— start of Information supplied —

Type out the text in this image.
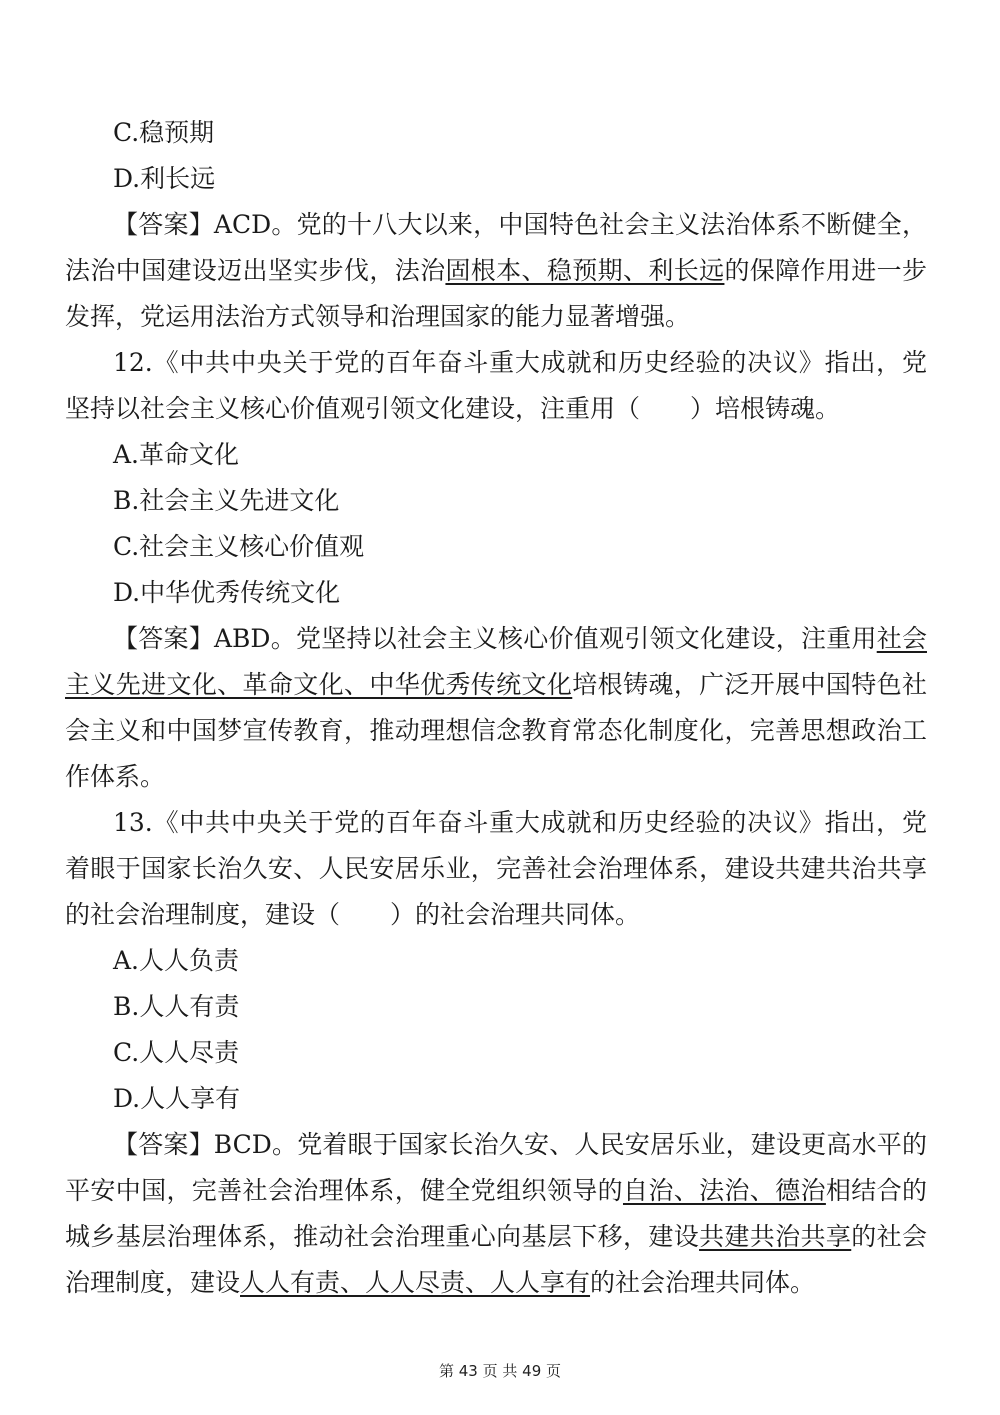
C.稳预期

D.利长远

【答案】ACD。党的十八大以来，中国特色社会主义法治体系不断健全，法治中国建设迈出坚实步伐，法治固根本、稳预期、利长远的保障作用进一步发挥，党运用法治方式领导和治理国家的能力显著增强。

12.《中共中央关于党的百年奋斗重大成就和历史经验的决议》指出，党坚持以社会主义核心价值观引领文化建设，注重用（　　）培根铸魂。

A.革命文化

B.社会主义先进文化

C.社会主义核心价值观

D.中华优秀传统文化

【答案】ABD。党坚持以社会主义核心价值观引领文化建设，注重用社会主义先进文化、革命文化、中华优秀传统文化培根铸魂，广泛开展中国特色社会主义和中国梦宣传教育，推动理想信念教育常态化制度化，完善思想政治工作体系。

13.《中共中央关于党的百年奋斗重大成就和历史经验的决议》指出，党着眼于国家长治久安、人民安居乐业，完善社会治理体系，建设共建共治共享的社会治理制度，建设（　　）的社会治理共同体。

A.人人负责

B.人人有责

C.人人尽责

D.人人享有

【答案】BCD。党着眼于国家长治久安、人民安居乐业，建设更高水平的平安中国，完善社会治理体系，健全党组织领导的自治、法治、德治相结合的城乡基层治理体系，推动社会治理重心向基层下移，建设共建共治共享的社会治理制度，建设人人有责、人人尽责、人人享有的社会治理共同体。

第 43 页 共 49 页
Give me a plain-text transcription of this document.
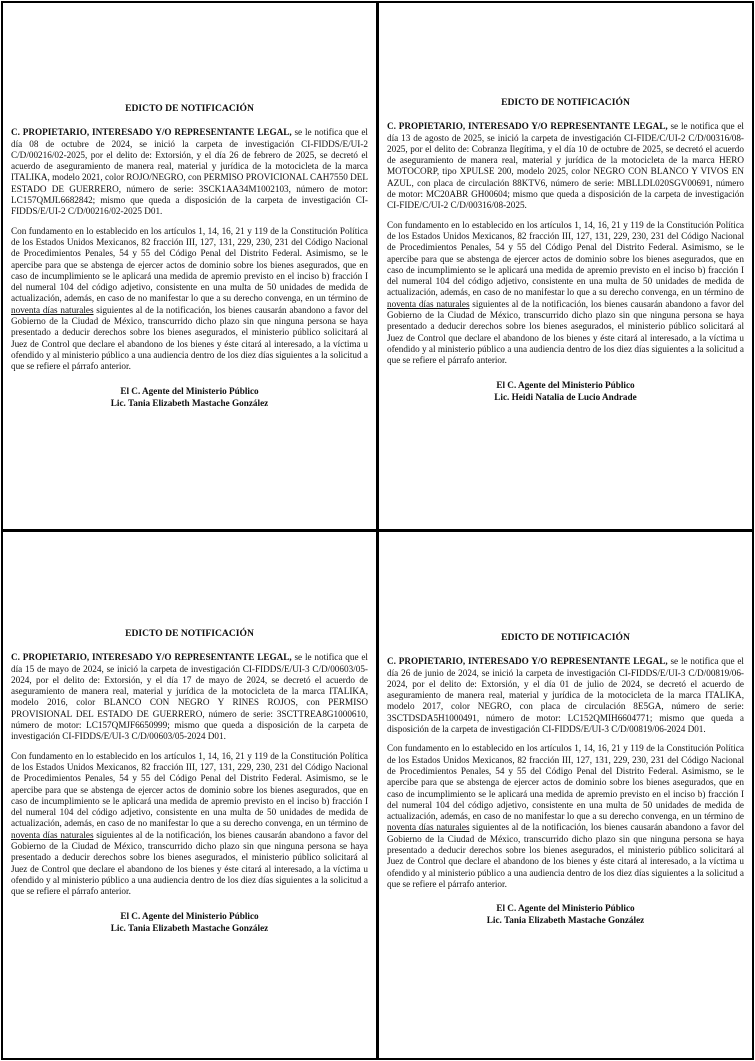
EDICTO DE NOTIFICACIÓN

C. PROPIETARIO, INTERESADO Y/O REPRESENTANTE LEGAL, se le notifica que el día 08 de octubre de 2024, se inició la carpeta de investigación CI-FIDDS/E/UI-2 C/D/00216/02-2025, por el delito de: Extorsión, y el día 26 de febrero de 2025, se decretó el acuerdo de aseguramiento de manera real, material y jurídica de la motocicleta de la marca ITALIKA, modelo 2021, color ROJO/NEGRO, con PERMISO PROVICIONAL CAH7550 DEL ESTADO DE GUERRERO, número de serie: 3SCK1AA34M1002103, número de motor: LC157QMJL6682842; mismo que queda a disposición de la carpeta de investigación CI-FIDDS/E/UI-2 C/D/00216/02-2025 D01.

Con fundamento en lo establecido en los artículos 1, 14, 16, 21 y 119 de la Constitución Política de los Estados Unidos Mexicanos, 82 fracción III, 127, 131, 229, 230, 231 del Código Nacional de Procedimientos Penales, 54 y 55 del Código Penal del Distrito Federal. Asimismo, se le apercibe para que se abstenga de ejercer actos de dominio sobre los bienes asegurados, que en caso de incumplimiento se le aplicará una medida de apremio previsto en el inciso b) fracción I del numeral 104 del código adjetivo, consistente en una multa de 50 unidades de medida de actualización, además, en caso de no manifestar lo que a su derecho convenga, en un término de noventa días naturales siguientes al de la notificación, los bienes causarán abandono a favor del Gobierno de la Ciudad de México, transcurrido dicho plazo sin que ninguna persona se haya presentado a deducir derechos sobre los bienes asegurados, el ministerio público solicitará al Juez de Control que declare el abandono de los bienes y éste citará al interesado, a la víctima u ofendido y al ministerio público a una audiencia dentro de los diez días siguientes a la solicitud a que se refiere el párrafo anterior.

El C. Agente del Ministerio Público
Lic. Tania Elizabeth Mastache González
EDICTO DE NOTIFICACIÓN

C. PROPIETARIO, INTERESADO Y/O REPRESENTANTE LEGAL, se le notifica que el día 13 de agosto de 2025, se inició la carpeta de investigación CI-FIDE/C/UI-2 C/D/00316/08-2025, por el delito de: Cobranza Ilegítima, y el día 10 de octubre de 2025, se decretó el acuerdo de aseguramiento de manera real, material y jurídica de la motocicleta de la marca HERO MOTOCORP, tipo XPULSE 200, modelo 2025, color NEGRO CON BLANCO Y VIVOS EN AZUL, con placa de circulación 88KTV6, número de serie: MBLLDL020SGV00691, número de motor: MC20ABR GH00604; mismo que queda a disposición de la carpeta de investigación CI-FIDE/C/UI-2 C/D/00316/08-2025.

Con fundamento en lo establecido en los artículos 1, 14, 16, 21 y 119 de la Constitución Política de los Estados Unidos Mexicanos, 82 fracción III, 127, 131, 229, 230, 231 del Código Nacional de Procedimientos Penales, 54 y 55 del Código Penal del Distrito Federal. Asimismo, se le apercibe para que se abstenga de ejercer actos de dominio sobre los bienes asegurados, que en caso de incumplimiento se le aplicará una medida de apremio previsto en el inciso b) fracción I del numeral 104 del código adjetivo, consistente en una multa de 50 unidades de medida de actualización, además, en caso de no manifestar lo que a su derecho convenga, en un término de noventa días naturales siguientes al de la notificación, los bienes causarán abandono a favor del Gobierno de la Ciudad de México, transcurrido dicho plazo sin que ninguna persona se haya presentado a deducir derechos sobre los bienes asegurados, el ministerio público solicitará al Juez de Control que declare el abandono de los bienes y éste citará al interesado, a la víctima u ofendido y al ministerio público a una audiencia dentro de los diez días siguientes a la solicitud a que se refiere el párrafo anterior.

El C. Agente del Ministerio Público
Lic. Heidi Natalia de Lucio Andrade
EDICTO DE NOTIFICACIÓN

C. PROPIETARIO, INTERESADO Y/O REPRESENTANTE LEGAL, se le notifica que el día 15 de mayo de 2024, se inició la carpeta de investigación CI-FIDDS/E/UI-3 C/D/00603/05-2024, por el delito de: Extorsión, y el día 17 de mayo de 2024, se decretó el acuerdo de aseguramiento de manera real, material y jurídica de la motocicleta de la marca ITALIKA, modelo 2016, color BLANCO CON NEGRO Y RINES ROJOS, con PERMISO PROVISIONAL DEL ESTADO DE GUERRERO, número de serie: 3SCTTREA8G1000610, número de motor: LC157QMJF6650999; mismo que queda a disposición de la carpeta de investigación CI-FIDDS/E/UI-3 C/D/00603/05-2024 D01.

Con fundamento en lo establecido en los artículos 1, 14, 16, 21 y 119 de la Constitución Política de los Estados Unidos Mexicanos, 82 fracción III, 127, 131, 229, 230, 231 del Código Nacional de Procedimientos Penales, 54 y 55 del Código Penal del Distrito Federal. Asimismo, se le apercibe para que se abstenga de ejercer actos de dominio sobre los bienes asegurados, que en caso de incumplimiento se le aplicará una medida de apremio previsto en el inciso b) fracción I del numeral 104 del código adjetivo, consistente en una multa de 50 unidades de medida de actualización, además, en caso de no manifestar lo que a su derecho convenga, en un término de noventa días naturales siguientes al de la notificación, los bienes causarán abandono a favor del Gobierno de la Ciudad de México, transcurrido dicho plazo sin que ninguna persona se haya presentado a deducir derechos sobre los bienes asegurados, el ministerio público solicitará al Juez de Control que declare el abandono de los bienes y éste citará al interesado, a la víctima u ofendido y al ministerio público a una audiencia dentro de los diez días siguientes a la solicitud a que se refiere el párrafo anterior.

El C. Agente del Ministerio Público
Lic. Tania Elizabeth Mastache González
EDICTO DE NOTIFICACIÓN

C. PROPIETARIO, INTERESADO Y/O REPRESENTANTE LEGAL, se le notifica que el día 26 de junio de 2024, se inició la carpeta de investigación CI-FIDDS/E/UI-3 C/D/00819/06-2024, por el delito de: Extorsión, y el día 01 de julio de 2024, se decretó el acuerdo de aseguramiento de manera real, material y jurídica de la motocicleta de la marca ITALIKA, modelo 2017, color NEGRO, con placa de circulación 8E5GA, número de serie: 3SCTDSDA5H1000491, número de motor: LC152QMIH6604771; mismo que queda a disposición de la carpeta de investigación CI-FIDDS/E/UI-3 C/D/00819/06-2024 D01.

Con fundamento en lo establecido en los artículos 1, 14, 16, 21 y 119 de la Constitución Política de los Estados Unidos Mexicanos, 82 fracción III, 127, 131, 229, 230, 231 del Código Nacional de Procedimientos Penales, 54 y 55 del Código Penal del Distrito Federal. Asimismo, se le apercibe para que se abstenga de ejercer actos de dominio sobre los bienes asegurados, que en caso de incumplimiento se le aplicará una medida de apremio previsto en el inciso b) fracción I del numeral 104 del código adjetivo, consistente en una multa de 50 unidades de medida de actualización, además, en caso de no manifestar lo que a su derecho convenga, en un término de noventa días naturales siguientes al de la notificación, los bienes causarán abandono a favor del Gobierno de la Ciudad de México, transcurrido dicho plazo sin que ninguna persona se haya presentado a deducir derechos sobre los bienes asegurados, el ministerio público solicitará al Juez de Control que declare el abandono de los bienes y éste citará al interesado, a la víctima u ofendido y al ministerio público a una audiencia dentro de los diez días siguientes a la solicitud a que se refiere el párrafo anterior.

El C. Agente del Ministerio Público
Lic. Tania Elizabeth Mastache González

— end of Information supplied —

Which lines contain the word "GUERRERO"? Copy each one.

C. PROPIETARIO, INTERESADO Y/O REPRESENTANTE LEGAL, se le notifica que el día 08 de octubre de 2024, se inició la carpeta de investigación CI-FIDDS/E/UI-2 C/D/00216/02-2025, por el delito de: Extorsión, y el día 26 de febrero de 2025, se decretó el acuerdo de aseguramiento de manera real, material y jurídica de la motocicleta de la marca ITALIKA, modelo 2021, color ROJO/NEGRO, con PERMISO PROVICIONAL CAH7550 DEL ESTADO DE GUERRERO, número de serie: 3SCK1AA34M1002103, número de motor: LC157QMJL6682842; mismo que queda a disposición de la carpeta de investigación CI-FIDDS/E/UI-2 C/D/00216/02-2025 D01.
C. PROPIETARIO, INTERESADO Y/O REPRESENTANTE LEGAL, se le notifica que el día 15 de mayo de 2024, se inició la carpeta de investigación CI-FIDDS/E/UI-3 C/D/00603/05-2024, por el delito de: Extorsión, y el día 17 de mayo de 2024, se decretó el acuerdo de aseguramiento de manera real, material y jurídica de la motocicleta de la marca ITALIKA, modelo 2016, color BLANCO CON NEGRO Y RINES ROJOS, con PERMISO PROVISIONAL DEL ESTADO DE GUERRERO, número de serie: 3SCTTREA8G1000610, número de motor: LC157QMJF6650999; mismo que queda a disposición de la carpeta de investigación CI-FIDDS/E/UI-3 C/D/00603/05-2024 D01.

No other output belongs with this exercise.